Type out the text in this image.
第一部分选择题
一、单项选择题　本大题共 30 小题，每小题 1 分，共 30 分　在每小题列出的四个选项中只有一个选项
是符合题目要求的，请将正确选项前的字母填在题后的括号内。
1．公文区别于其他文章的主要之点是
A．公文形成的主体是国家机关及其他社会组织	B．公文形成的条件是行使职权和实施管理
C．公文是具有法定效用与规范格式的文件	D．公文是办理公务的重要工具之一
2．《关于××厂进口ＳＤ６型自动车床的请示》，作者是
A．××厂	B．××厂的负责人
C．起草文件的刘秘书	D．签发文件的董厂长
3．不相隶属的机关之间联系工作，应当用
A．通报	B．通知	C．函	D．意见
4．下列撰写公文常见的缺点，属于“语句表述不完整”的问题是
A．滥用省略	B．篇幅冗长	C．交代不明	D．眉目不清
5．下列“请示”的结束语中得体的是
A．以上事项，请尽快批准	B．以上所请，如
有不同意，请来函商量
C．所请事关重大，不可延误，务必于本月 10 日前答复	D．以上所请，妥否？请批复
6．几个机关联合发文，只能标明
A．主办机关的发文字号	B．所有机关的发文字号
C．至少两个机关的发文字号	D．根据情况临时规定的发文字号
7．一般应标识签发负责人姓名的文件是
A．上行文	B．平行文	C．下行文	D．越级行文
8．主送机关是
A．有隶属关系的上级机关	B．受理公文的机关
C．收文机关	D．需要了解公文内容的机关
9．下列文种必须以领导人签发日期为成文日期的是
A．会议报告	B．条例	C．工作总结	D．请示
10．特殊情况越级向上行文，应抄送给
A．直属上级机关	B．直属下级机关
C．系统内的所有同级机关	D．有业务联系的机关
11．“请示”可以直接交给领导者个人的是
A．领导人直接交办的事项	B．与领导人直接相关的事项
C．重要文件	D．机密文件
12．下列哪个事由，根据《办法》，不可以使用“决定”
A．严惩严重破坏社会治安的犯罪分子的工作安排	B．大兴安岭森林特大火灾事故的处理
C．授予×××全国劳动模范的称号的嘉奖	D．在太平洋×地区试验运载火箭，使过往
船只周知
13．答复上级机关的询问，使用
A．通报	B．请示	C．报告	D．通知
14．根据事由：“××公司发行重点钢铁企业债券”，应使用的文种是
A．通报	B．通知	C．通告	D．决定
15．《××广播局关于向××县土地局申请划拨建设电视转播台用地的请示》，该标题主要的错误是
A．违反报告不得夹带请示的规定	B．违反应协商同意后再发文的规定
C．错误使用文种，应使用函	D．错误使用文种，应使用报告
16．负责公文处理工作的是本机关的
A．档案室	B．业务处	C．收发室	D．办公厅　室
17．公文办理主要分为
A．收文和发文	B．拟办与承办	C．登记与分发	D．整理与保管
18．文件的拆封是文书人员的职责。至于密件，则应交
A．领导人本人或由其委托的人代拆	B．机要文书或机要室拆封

------------------------------------------------

SET PROBLEM = Search the preceding listing for "以上所请" and extract every line where it is found.

ANSWER FOR THIS EXERCISE =
A．以上事项，请尽快批准	B．以上所请，如
C．所请事关重大，不可延误，务必于本月 10 日前答复	D．以上所请，妥否？请批复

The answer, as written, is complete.